- [Excerpted records]
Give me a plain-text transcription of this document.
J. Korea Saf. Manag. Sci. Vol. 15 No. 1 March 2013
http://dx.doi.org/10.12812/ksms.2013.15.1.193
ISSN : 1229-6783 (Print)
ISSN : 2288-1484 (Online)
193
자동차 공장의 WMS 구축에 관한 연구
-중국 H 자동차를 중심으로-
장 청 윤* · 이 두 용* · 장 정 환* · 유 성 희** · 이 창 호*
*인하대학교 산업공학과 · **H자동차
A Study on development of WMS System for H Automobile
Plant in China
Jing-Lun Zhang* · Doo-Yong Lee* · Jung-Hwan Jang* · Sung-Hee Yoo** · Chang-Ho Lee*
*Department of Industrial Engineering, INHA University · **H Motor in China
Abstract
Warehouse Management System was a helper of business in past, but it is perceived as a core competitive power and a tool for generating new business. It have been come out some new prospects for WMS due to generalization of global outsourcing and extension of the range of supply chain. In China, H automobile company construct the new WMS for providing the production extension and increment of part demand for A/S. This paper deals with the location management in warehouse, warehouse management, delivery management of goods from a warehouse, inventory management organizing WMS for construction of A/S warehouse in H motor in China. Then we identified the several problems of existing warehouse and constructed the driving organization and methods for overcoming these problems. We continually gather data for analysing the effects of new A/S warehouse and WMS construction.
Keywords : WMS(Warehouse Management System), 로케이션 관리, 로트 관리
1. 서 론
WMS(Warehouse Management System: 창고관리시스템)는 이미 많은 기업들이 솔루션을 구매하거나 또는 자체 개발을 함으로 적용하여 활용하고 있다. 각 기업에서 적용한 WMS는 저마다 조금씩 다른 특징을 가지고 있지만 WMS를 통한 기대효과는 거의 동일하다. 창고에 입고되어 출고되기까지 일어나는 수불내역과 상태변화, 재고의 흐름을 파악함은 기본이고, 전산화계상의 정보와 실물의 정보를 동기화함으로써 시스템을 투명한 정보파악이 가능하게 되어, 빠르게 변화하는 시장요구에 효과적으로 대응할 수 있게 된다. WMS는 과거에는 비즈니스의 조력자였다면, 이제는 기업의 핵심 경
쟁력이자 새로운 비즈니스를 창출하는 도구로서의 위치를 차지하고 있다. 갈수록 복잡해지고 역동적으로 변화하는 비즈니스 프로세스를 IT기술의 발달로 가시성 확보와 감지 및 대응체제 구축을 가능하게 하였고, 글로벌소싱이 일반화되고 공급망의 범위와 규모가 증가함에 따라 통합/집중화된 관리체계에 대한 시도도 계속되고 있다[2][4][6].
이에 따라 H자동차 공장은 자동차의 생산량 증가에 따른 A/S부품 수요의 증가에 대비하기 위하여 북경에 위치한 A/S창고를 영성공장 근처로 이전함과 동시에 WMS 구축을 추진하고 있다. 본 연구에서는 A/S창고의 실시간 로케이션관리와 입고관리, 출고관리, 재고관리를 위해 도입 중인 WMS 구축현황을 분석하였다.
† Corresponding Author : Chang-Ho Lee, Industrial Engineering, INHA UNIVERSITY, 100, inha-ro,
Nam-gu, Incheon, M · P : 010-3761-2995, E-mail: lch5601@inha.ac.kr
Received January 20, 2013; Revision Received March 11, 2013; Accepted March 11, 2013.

- [Exercise objective] Extract the full listing above without altering anything.

- [Output for this exercise]
Give me a plain-text transcription of this document.
J. Korea Saf. Manag. Sci. Vol. 15 No. 1 March 2013
http://dx.doi.org/10.12812/ksms.2013.15.1.193
ISSN : 1229-6783 (Print)
ISSN : 2288-1484 (Online)
193
자동차 공장의 WMS 구축에 관한 연구
-중국 H 자동차를 중심으로-
장 청 윤* · 이 두 용* · 장 정 환* · 유 성 희** · 이 창 호*
*인하대학교 산업공학과 · **H자동차
A Study on development of WMS System for H Automobile
Plant in China
Jing-Lun Zhang* · Doo-Yong Lee* · Jung-Hwan Jang* · Sung-Hee Yoo** · Chang-Ho Lee*
*Department of Industrial Engineering, INHA University · **H Motor in China
Abstract
Warehouse Management System was a helper of business in past, but it is perceived as a core competitive power and a tool for generating new business. It have been come out some new prospects for WMS due to generalization of global outsourcing and extension of the range of supply chain. In China, H automobile company construct the new WMS for providing the production extension and increment of part demand for A/S. This paper deals with the location management in warehouse, warehouse management, delivery management of goods from a warehouse, inventory management organizing WMS for construction of A/S warehouse in H motor in China. Then we identified the several problems of existing warehouse and constructed the driving organization and methods for overcoming these problems. We continually gather data for analysing the effects of new A/S warehouse and WMS construction.
Keywords : WMS(Warehouse Management System), 로케이션 관리, 로트 관리
1. 서 론
WMS(Warehouse Management System: 창고관리시스템)는 이미 많은 기업들이 솔루션을 구매하거나 또는 자체 개발을 함으로 적용하여 활용하고 있다. 각 기업에서 적용한 WMS는 저마다 조금씩 다른 특징을 가지고 있지만 WMS를 통한 기대효과는 거의 동일하다. 창고에 입고되어 출고되기까지 일어나는 수불내역과 상태변화, 재고의 흐름을 파악함은 기본이고, 전산화계상의 정보와 실물의 정보를 동기화함으로써 시스템을 투명한 정보파악이 가능하게 되어, 빠르게 변화하는 시장요구에 효과적으로 대응할 수 있게 된다. WMS는 과거에는 비즈니스의 조력자였다면, 이제는 기업의 핵심 경
쟁력이자 새로운 비즈니스를 창출하는 도구로서의 위치를 차지하고 있다. 갈수록 복잡해지고 역동적으로 변화하는 비즈니스 프로세스를 IT기술의 발달로 가시성 확보와 감지 및 대응체제 구축을 가능하게 하였고, 글로벌소싱이 일반화되고 공급망의 범위와 규모가 증가함에 따라 통합/집중화된 관리체계에 대한 시도도 계속되고 있다[2][4][6].
이에 따라 H자동차 공장은 자동차의 생산량 증가에 따른 A/S부품 수요의 증가에 대비하기 위하여 북경에 위치한 A/S창고를 영성공장 근처로 이전함과 동시에 WMS 구축을 추진하고 있다. 본 연구에서는 A/S창고의 실시간 로케이션관리와 입고관리, 출고관리, 재고관리를 위해 도입 중인 WMS 구축현황을 분석하였다.
† Corresponding Author : Chang-Ho Lee, Industrial Engineering, INHA UNIVERSITY, 100, inha-ro,
Nam-gu, Incheon, M · P : 010-3761-2995, E-mail: lch5601@inha.ac.kr
Received January 20, 2013; Revision Received March 11, 2013; Accepted March 11, 2013.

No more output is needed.